Extract from the listing each line in which the word "JSON" appears.

◆ Data extracted from a collection ◆
▼

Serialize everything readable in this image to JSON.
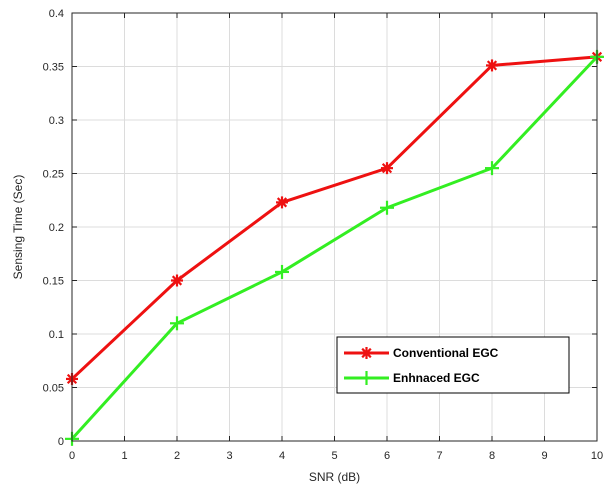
{
  "chart_data": {
    "type": "line",
    "title": "",
    "xlabel": "SNR (dB)",
    "ylabel": "Sensing Time (Sec)",
    "xlim": [
      0,
      10
    ],
    "ylim": [
      0,
      0.4
    ],
    "xticks": [
      0,
      1,
      2,
      3,
      4,
      5,
      6,
      7,
      8,
      9,
      10
    ],
    "xtick_labels": [
      "0",
      "1",
      "2",
      "3",
      "4",
      "5",
      "6",
      "7",
      "8",
      "9",
      "10"
    ],
    "yticks": [
      0,
      0.05,
      0.1,
      0.15,
      0.2,
      0.25,
      0.3,
      0.35,
      0.4
    ],
    "ytick_labels": [
      "0",
      "0.05",
      "0.1",
      "0.15",
      "0.2",
      "0.25",
      "0.3",
      "0.35",
      "0.4"
    ],
    "grid": true,
    "legend_position": "lower-right",
    "series": [
      {
        "name": "Conventional EGC",
        "color": "#ee1111",
        "marker": "asterisk",
        "x": [
          0,
          2,
          4,
          6,
          8,
          10
        ],
        "y": [
          0.058,
          0.15,
          0.223,
          0.255,
          0.351,
          0.359
        ]
      },
      {
        "name": "Enhnaced EGC",
        "color": "#33ee22",
        "marker": "plus",
        "x": [
          0,
          2,
          4,
          6,
          8,
          10
        ],
        "y": [
          0.002,
          0.11,
          0.158,
          0.218,
          0.255,
          0.359
        ]
      }
    ]
  }
}
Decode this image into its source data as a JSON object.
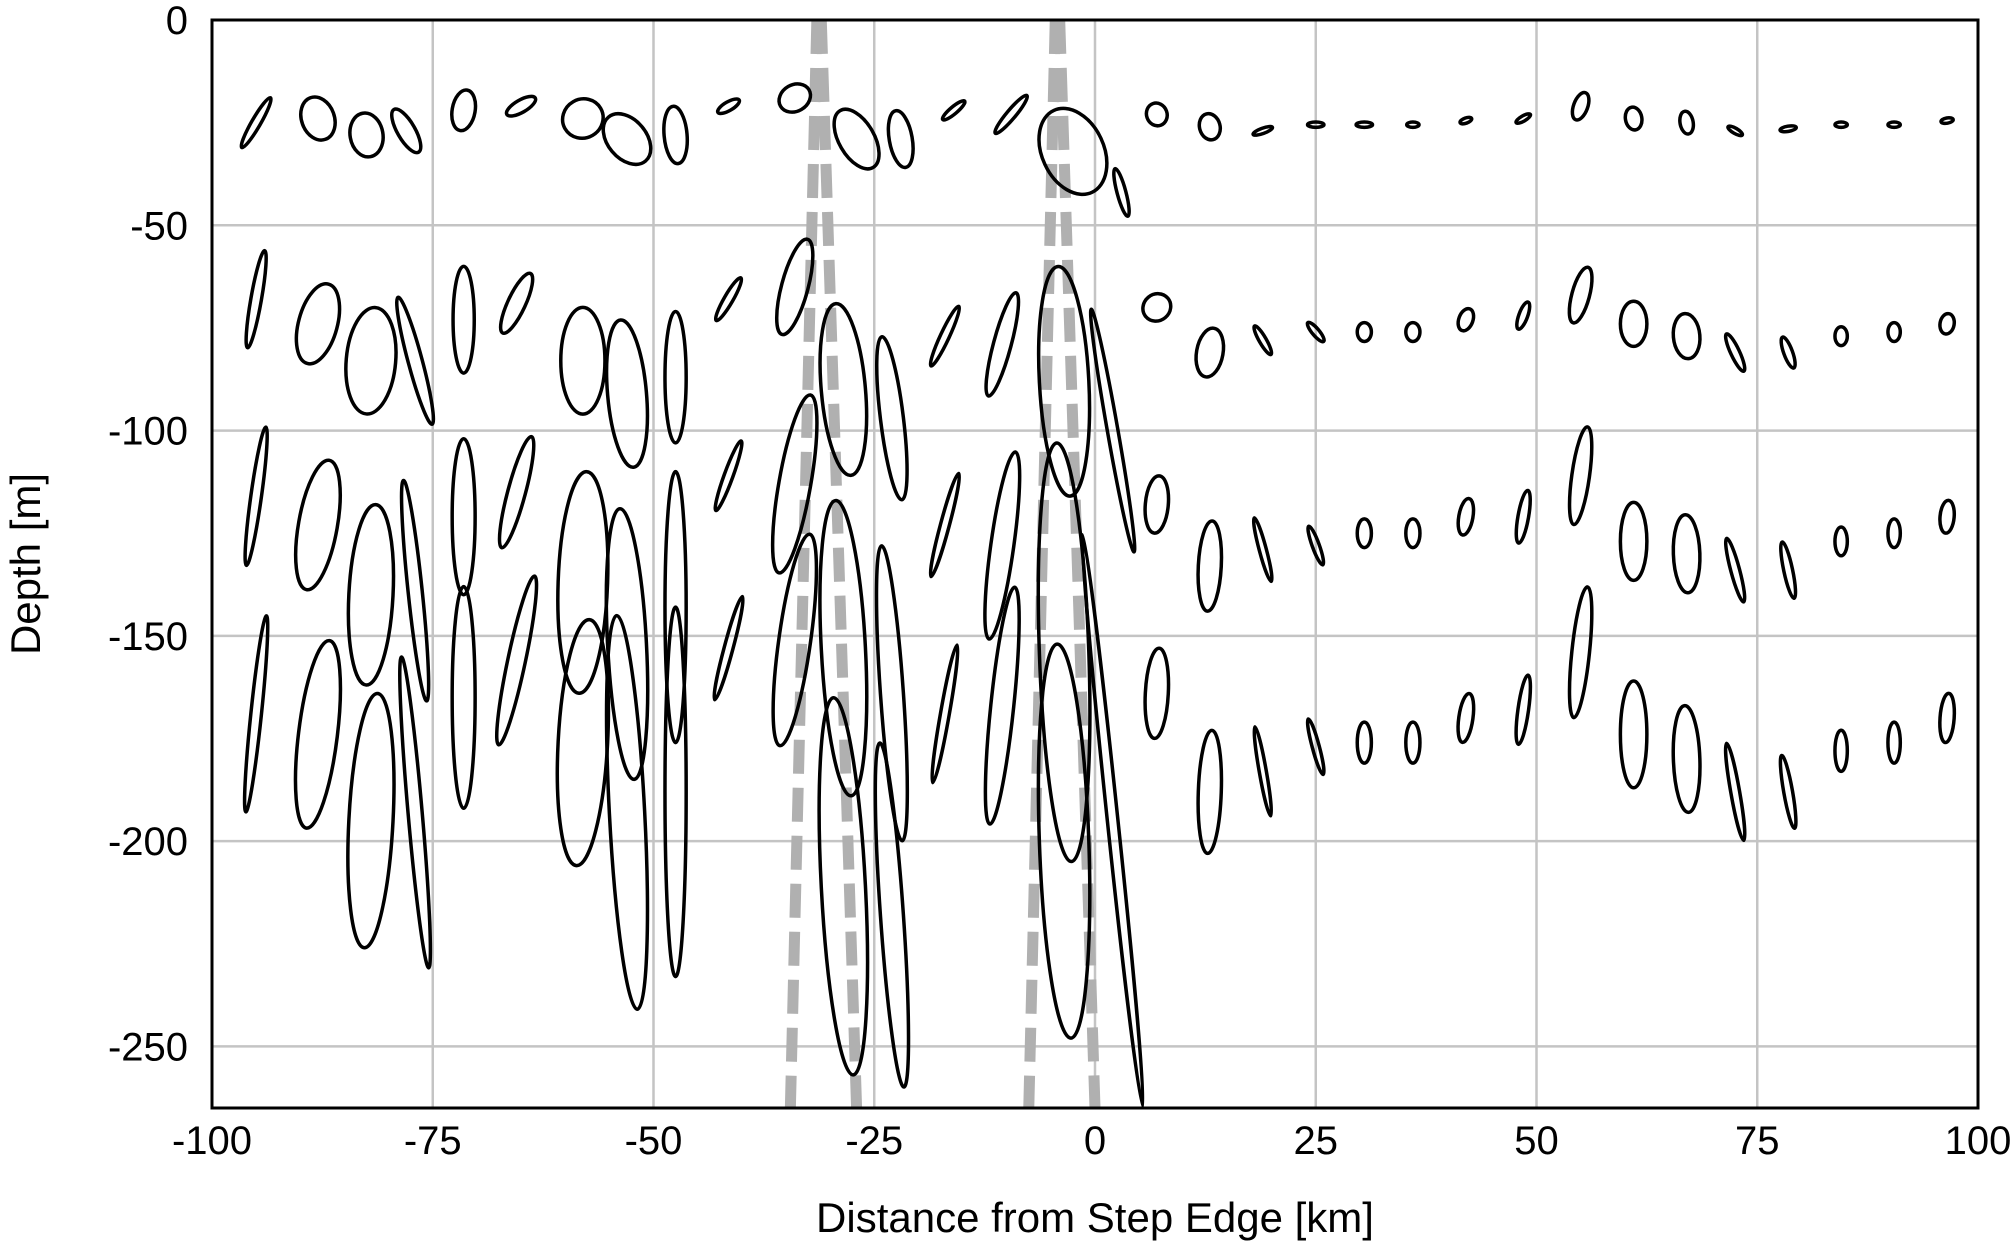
{
  "chart_data": {
    "type": "scatter",
    "mark": "ellipse",
    "title": "",
    "xlabel": "Distance from Step Edge [km]",
    "ylabel": "Depth [m]",
    "xlim": [
      -100,
      100
    ],
    "ylim": [
      -265,
      0
    ],
    "xticks": [
      -100,
      -75,
      -50,
      -25,
      0,
      25,
      50,
      75,
      100
    ],
    "yticks": [
      0,
      -50,
      -100,
      -150,
      -200,
      -250
    ],
    "xtick_labels": [
      "-100",
      "-75",
      "-50",
      "-25",
      "0",
      "25",
      "50",
      "75",
      "100"
    ],
    "ytick_labels": [
      "0",
      "-50",
      "-100",
      "-150",
      "-200",
      "-250"
    ],
    "grid": true,
    "reference_lines": {
      "style": "dashed",
      "color": "#b0b0b0",
      "lines": [
        {
          "x_top": -31.5,
          "x_bottom": -34.5
        },
        {
          "x_top": -31.0,
          "x_bottom": -27.0
        },
        {
          "x_top": -4.5,
          "x_bottom": -7.5
        },
        {
          "x_top": -4.0,
          "x_bottom": 0.0
        }
      ]
    },
    "depth_levels": [
      -25,
      -75,
      -125,
      -175
    ],
    "series": [
      {
        "ellipses": [
          {
            "x": -95,
            "y": -25,
            "ry": 7,
            "rx": 0.5,
            "tilt": 30
          },
          {
            "x": -88,
            "y": -24,
            "ry": 4,
            "rx": 2.5,
            "tilt": 70
          },
          {
            "x": -82.5,
            "y": -28,
            "ry": 4,
            "rx": 2.5,
            "tilt": 80
          },
          {
            "x": -78,
            "y": -27,
            "ry": 6,
            "rx": 1,
            "tilt": -30
          },
          {
            "x": -71.5,
            "y": -22,
            "ry": 5,
            "rx": 1.3,
            "tilt": 10
          },
          {
            "x": -65,
            "y": -21,
            "ry": 4,
            "rx": 0.7,
            "tilt": 60
          },
          {
            "x": -58,
            "y": -24,
            "ry": 5,
            "rx": 2.2,
            "tilt": 60
          },
          {
            "x": -53,
            "y": -29,
            "ry": 7,
            "rx": 2.2,
            "tilt": -40
          },
          {
            "x": -47.5,
            "y": -28,
            "ry": 7,
            "rx": 1.3,
            "tilt": -5
          },
          {
            "x": -41.5,
            "y": -21,
            "ry": 3,
            "rx": 0.5,
            "tilt": 60
          },
          {
            "x": -34,
            "y": -19,
            "ry": 4,
            "rx": 1.5,
            "tilt": 60
          },
          {
            "x": -27,
            "y": -29,
            "ry": 8,
            "rx": 2,
            "tilt": -30
          },
          {
            "x": -22,
            "y": -29,
            "ry": 7,
            "rx": 1.3,
            "tilt": -10
          },
          {
            "x": -16,
            "y": -22,
            "ry": 3.5,
            "rx": 0.4,
            "tilt": 50
          },
          {
            "x": -9.5,
            "y": -23,
            "ry": 6,
            "rx": 0.5,
            "tilt": 40
          },
          {
            "x": -2.5,
            "y": -32,
            "ry": 11,
            "rx": 3.5,
            "tilt": -25
          },
          {
            "x": 3,
            "y": -42,
            "ry": 6,
            "rx": 0.5,
            "tilt": -15
          },
          {
            "x": 7,
            "y": -23,
            "ry": 2.5,
            "rx": 1.3,
            "tilt": 70
          },
          {
            "x": 13,
            "y": -26,
            "ry": 2.5,
            "rx": 1.5,
            "tilt": 75
          },
          {
            "x": 19,
            "y": -27,
            "ry": 2.5,
            "rx": 0.3,
            "tilt": 70
          },
          {
            "x": 25,
            "y": -25.5,
            "ry": 2,
            "rx": 0.3,
            "tilt": 90
          },
          {
            "x": 30.5,
            "y": -25.5,
            "ry": 2,
            "rx": 0.3,
            "tilt": 90
          },
          {
            "x": 36,
            "y": -25.5,
            "ry": 1.5,
            "rx": 0.3,
            "tilt": 90
          },
          {
            "x": 42,
            "y": -24.5,
            "ry": 1.5,
            "rx": 0.3,
            "tilt": 70
          },
          {
            "x": 48.5,
            "y": -24,
            "ry": 2,
            "rx": 0.3,
            "tilt": 60
          },
          {
            "x": 55,
            "y": -21,
            "ry": 3.5,
            "rx": 0.8,
            "tilt": 20
          },
          {
            "x": 61,
            "y": -24,
            "ry": 2,
            "rx": 1.3,
            "tilt": 80
          },
          {
            "x": 67,
            "y": -25,
            "ry": 1.6,
            "rx": 1.3,
            "tilt": 80
          },
          {
            "x": 72.5,
            "y": -27,
            "ry": 2,
            "rx": 0.3,
            "tilt": -60
          },
          {
            "x": 78.5,
            "y": -26.5,
            "ry": 2,
            "rx": 0.3,
            "tilt": 80
          },
          {
            "x": 84.5,
            "y": -25.5,
            "ry": 1.5,
            "rx": 0.3,
            "tilt": 90
          },
          {
            "x": 90.5,
            "y": -25.5,
            "ry": 1.5,
            "rx": 0.3,
            "tilt": 90
          },
          {
            "x": 96.5,
            "y": -24.5,
            "ry": 1.5,
            "rx": 0.3,
            "tilt": 80
          }
        ]
      },
      {
        "ellipses": [
          {
            "x": -95,
            "y": -68,
            "ry": 12,
            "rx": 0.6,
            "tilt": 10
          },
          {
            "x": -88,
            "y": -74,
            "ry": 10,
            "rx": 2.2,
            "tilt": 15
          },
          {
            "x": -82,
            "y": -83,
            "ry": 13,
            "rx": 2.8,
            "tilt": 5
          },
          {
            "x": -77,
            "y": -83,
            "ry": 16,
            "rx": 0.8,
            "tilt": -15
          },
          {
            "x": -71.5,
            "y": -73,
            "ry": 13,
            "rx": 1.2,
            "tilt": 0
          },
          {
            "x": -65.5,
            "y": -69,
            "ry": 8,
            "rx": 1,
            "tilt": 25
          },
          {
            "x": -58,
            "y": -83,
            "ry": 13,
            "rx": 2.5,
            "tilt": 0
          },
          {
            "x": -53,
            "y": -91,
            "ry": 18,
            "rx": 2.2,
            "tilt": -5
          },
          {
            "x": -47.5,
            "y": -87,
            "ry": 16,
            "rx": 1.2,
            "tilt": 0
          },
          {
            "x": -41.5,
            "y": -68,
            "ry": 6,
            "rx": 0.5,
            "tilt": 30
          },
          {
            "x": -34,
            "y": -65,
            "ry": 12,
            "rx": 1.5,
            "tilt": 15
          },
          {
            "x": -28.5,
            "y": -90,
            "ry": 21,
            "rx": 2.5,
            "tilt": -5
          },
          {
            "x": -23,
            "y": -97,
            "ry": 20,
            "rx": 1.3,
            "tilt": -7
          },
          {
            "x": -17,
            "y": -77,
            "ry": 8,
            "rx": 0.5,
            "tilt": 25
          },
          {
            "x": -10.5,
            "y": -79,
            "ry": 13,
            "rx": 1,
            "tilt": 15
          },
          {
            "x": -3.5,
            "y": -88,
            "ry": 28,
            "rx": 2.8,
            "tilt": -3
          },
          {
            "x": 2,
            "y": -100,
            "ry": 30,
            "rx": 0.6,
            "tilt": -10
          },
          {
            "x": 7,
            "y": -70,
            "ry": 3.5,
            "rx": 1.5,
            "tilt": 50
          },
          {
            "x": 13,
            "y": -81,
            "ry": 6,
            "rx": 1.5,
            "tilt": 10
          },
          {
            "x": 19,
            "y": -78,
            "ry": 4,
            "rx": 0.4,
            "tilt": -30
          },
          {
            "x": 25,
            "y": -76,
            "ry": 3,
            "rx": 0.4,
            "tilt": -40
          },
          {
            "x": 30.5,
            "y": -76,
            "ry": 2.3,
            "rx": 0.8,
            "tilt": 0
          },
          {
            "x": 36,
            "y": -76,
            "ry": 2.3,
            "rx": 0.8,
            "tilt": 0
          },
          {
            "x": 42,
            "y": -73,
            "ry": 2.8,
            "rx": 0.8,
            "tilt": 20
          },
          {
            "x": 48.5,
            "y": -72,
            "ry": 3.5,
            "rx": 0.5,
            "tilt": 20
          },
          {
            "x": 55,
            "y": -67,
            "ry": 7,
            "rx": 1,
            "tilt": 15
          },
          {
            "x": 61,
            "y": -74,
            "ry": 5.5,
            "rx": 1.5,
            "tilt": 0
          },
          {
            "x": 67,
            "y": -77,
            "ry": 5.5,
            "rx": 1.5,
            "tilt": -5
          },
          {
            "x": 72.5,
            "y": -81,
            "ry": 5,
            "rx": 0.5,
            "tilt": -25
          },
          {
            "x": 78.5,
            "y": -81,
            "ry": 4,
            "rx": 0.5,
            "tilt": -20
          },
          {
            "x": 84.5,
            "y": -77,
            "ry": 2.3,
            "rx": 0.7,
            "tilt": 0
          },
          {
            "x": 90.5,
            "y": -76,
            "ry": 2.3,
            "rx": 0.7,
            "tilt": 0
          },
          {
            "x": 96.5,
            "y": -74,
            "ry": 2.5,
            "rx": 0.8,
            "tilt": 10
          }
        ]
      },
      {
        "ellipses": [
          {
            "x": -95,
            "y": -116,
            "ry": 17,
            "rx": 0.6,
            "tilt": 8
          },
          {
            "x": -88,
            "y": -123,
            "ry": 16,
            "rx": 2.2,
            "tilt": 10
          },
          {
            "x": -82,
            "y": -140,
            "ry": 22,
            "rx": 2.5,
            "tilt": 3
          },
          {
            "x": -77,
            "y": -139,
            "ry": 27,
            "rx": 0.8,
            "tilt": -6
          },
          {
            "x": -71.5,
            "y": -121,
            "ry": 19,
            "rx": 1.3,
            "tilt": 0
          },
          {
            "x": -65.5,
            "y": -115,
            "ry": 14,
            "rx": 1,
            "tilt": 15
          },
          {
            "x": -58,
            "y": -137,
            "ry": 27,
            "rx": 2.8,
            "tilt": 2
          },
          {
            "x": -53,
            "y": -152,
            "ry": 33,
            "rx": 2.2,
            "tilt": -3
          },
          {
            "x": -47.5,
            "y": -143,
            "ry": 33,
            "rx": 1.2,
            "tilt": 0
          },
          {
            "x": -41.5,
            "y": -111,
            "ry": 9,
            "rx": 0.5,
            "tilt": 20
          },
          {
            "x": -34,
            "y": -113,
            "ry": 22,
            "rx": 1.8,
            "tilt": 10
          },
          {
            "x": -28.5,
            "y": -153,
            "ry": 36,
            "rx": 2.5,
            "tilt": -3
          },
          {
            "x": -23,
            "y": -164,
            "ry": 36,
            "rx": 1.3,
            "tilt": -4
          },
          {
            "x": -17,
            "y": -123,
            "ry": 13,
            "rx": 0.5,
            "tilt": 15
          },
          {
            "x": -10.5,
            "y": -128,
            "ry": 23,
            "rx": 1.3,
            "tilt": 8
          },
          {
            "x": -3.5,
            "y": -154,
            "ry": 51,
            "rx": 2.8,
            "tilt": -2
          },
          {
            "x": 2,
            "y": -195,
            "ry": 70,
            "rx": 0.6,
            "tilt": -6
          },
          {
            "x": 7,
            "y": -118,
            "ry": 7,
            "rx": 1.3,
            "tilt": 5
          },
          {
            "x": 13,
            "y": -133,
            "ry": 11,
            "rx": 1.3,
            "tilt": 3
          },
          {
            "x": 19,
            "y": -129,
            "ry": 8,
            "rx": 0.4,
            "tilt": -15
          },
          {
            "x": 25,
            "y": -128,
            "ry": 5,
            "rx": 0.4,
            "tilt": -20
          },
          {
            "x": 30.5,
            "y": -125,
            "ry": 3.5,
            "rx": 0.8,
            "tilt": 0
          },
          {
            "x": 36,
            "y": -125,
            "ry": 3.5,
            "rx": 0.8,
            "tilt": 0
          },
          {
            "x": 42,
            "y": -121,
            "ry": 4.5,
            "rx": 0.8,
            "tilt": 10
          },
          {
            "x": 48.5,
            "y": -121,
            "ry": 6.5,
            "rx": 0.6,
            "tilt": 10
          },
          {
            "x": 55,
            "y": -111,
            "ry": 12,
            "rx": 1,
            "tilt": 8
          },
          {
            "x": 61,
            "y": -127,
            "ry": 9.5,
            "rx": 1.5,
            "tilt": 0
          },
          {
            "x": 67,
            "y": -130,
            "ry": 9.5,
            "rx": 1.5,
            "tilt": -2
          },
          {
            "x": 72.5,
            "y": -134,
            "ry": 8,
            "rx": 0.5,
            "tilt": -15
          },
          {
            "x": 78.5,
            "y": -134,
            "ry": 7,
            "rx": 0.5,
            "tilt": -12
          },
          {
            "x": 84.5,
            "y": -127,
            "ry": 3.5,
            "rx": 0.7,
            "tilt": 0
          },
          {
            "x": 90.5,
            "y": -125,
            "ry": 3.5,
            "rx": 0.7,
            "tilt": 0
          },
          {
            "x": 96.5,
            "y": -121,
            "ry": 4,
            "rx": 0.8,
            "tilt": 5
          }
        ]
      },
      {
        "ellipses": [
          {
            "x": -95,
            "y": -169,
            "ry": 24,
            "rx": 0.6,
            "tilt": 6
          },
          {
            "x": -88,
            "y": -174,
            "ry": 23,
            "rx": 2.2,
            "tilt": 7
          },
          {
            "x": -82,
            "y": -195,
            "ry": 31,
            "rx": 2.5,
            "tilt": 3
          },
          {
            "x": -77,
            "y": -193,
            "ry": 38,
            "rx": 0.8,
            "tilt": -5
          },
          {
            "x": -71.5,
            "y": -165,
            "ry": 27,
            "rx": 1.3,
            "tilt": 0
          },
          {
            "x": -65.5,
            "y": -156,
            "ry": 21,
            "rx": 1,
            "tilt": 12
          },
          {
            "x": -58,
            "y": -176,
            "ry": 30,
            "rx": 2.8,
            "tilt": 3
          },
          {
            "x": -53,
            "y": -193,
            "ry": 48,
            "rx": 2,
            "tilt": -3
          },
          {
            "x": -47.5,
            "y": -188,
            "ry": 45,
            "rx": 1.2,
            "tilt": 0
          },
          {
            "x": -41.5,
            "y": -153,
            "ry": 13,
            "rx": 0.5,
            "tilt": 15
          },
          {
            "x": -34,
            "y": -151,
            "ry": 26,
            "rx": 1.8,
            "tilt": 8
          },
          {
            "x": -28.5,
            "y": -211,
            "ry": 46,
            "rx": 2.5,
            "tilt": -3
          },
          {
            "x": -23,
            "y": -218,
            "ry": 42,
            "rx": 1.3,
            "tilt": -4
          },
          {
            "x": -17,
            "y": -169,
            "ry": 17,
            "rx": 0.5,
            "tilt": 10
          },
          {
            "x": -10.5,
            "y": -167,
            "ry": 29,
            "rx": 1.3,
            "tilt": 6
          },
          {
            "x": -3.5,
            "y": -200,
            "ry": 48,
            "rx": 2.8,
            "tilt": -2
          },
          {
            "x": 7,
            "y": -164,
            "ry": 11,
            "rx": 1.3,
            "tilt": 3
          },
          {
            "x": 13,
            "y": -188,
            "ry": 15,
            "rx": 1.3,
            "tilt": 2
          },
          {
            "x": 19,
            "y": -183,
            "ry": 11,
            "rx": 0.4,
            "tilt": -10
          },
          {
            "x": 25,
            "y": -177,
            "ry": 7,
            "rx": 0.4,
            "tilt": -15
          },
          {
            "x": 30.5,
            "y": -176,
            "ry": 5,
            "rx": 0.8,
            "tilt": 0
          },
          {
            "x": 36,
            "y": -176,
            "ry": 5,
            "rx": 0.8,
            "tilt": 0
          },
          {
            "x": 42,
            "y": -170,
            "ry": 6,
            "rx": 0.8,
            "tilt": 8
          },
          {
            "x": 48.5,
            "y": -168,
            "ry": 8.5,
            "rx": 0.6,
            "tilt": 8
          },
          {
            "x": 55,
            "y": -154,
            "ry": 16,
            "rx": 1,
            "tilt": 6
          },
          {
            "x": 61,
            "y": -174,
            "ry": 13,
            "rx": 1.5,
            "tilt": 0
          },
          {
            "x": 67,
            "y": -180,
            "ry": 13,
            "rx": 1.5,
            "tilt": -2
          },
          {
            "x": 72.5,
            "y": -188,
            "ry": 12,
            "rx": 0.5,
            "tilt": -10
          },
          {
            "x": 78.5,
            "y": -188,
            "ry": 9,
            "rx": 0.5,
            "tilt": -10
          },
          {
            "x": 84.5,
            "y": -178,
            "ry": 5,
            "rx": 0.7,
            "tilt": 0
          },
          {
            "x": 90.5,
            "y": -176,
            "ry": 5,
            "rx": 0.7,
            "tilt": 0
          },
          {
            "x": 96.5,
            "y": -170,
            "ry": 6,
            "rx": 0.8,
            "tilt": 4
          }
        ]
      }
    ]
  }
}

▲

◆ The reply ◆
Serialize everything readable in this image to JSON.
Decode this image into its source data as a JSON object.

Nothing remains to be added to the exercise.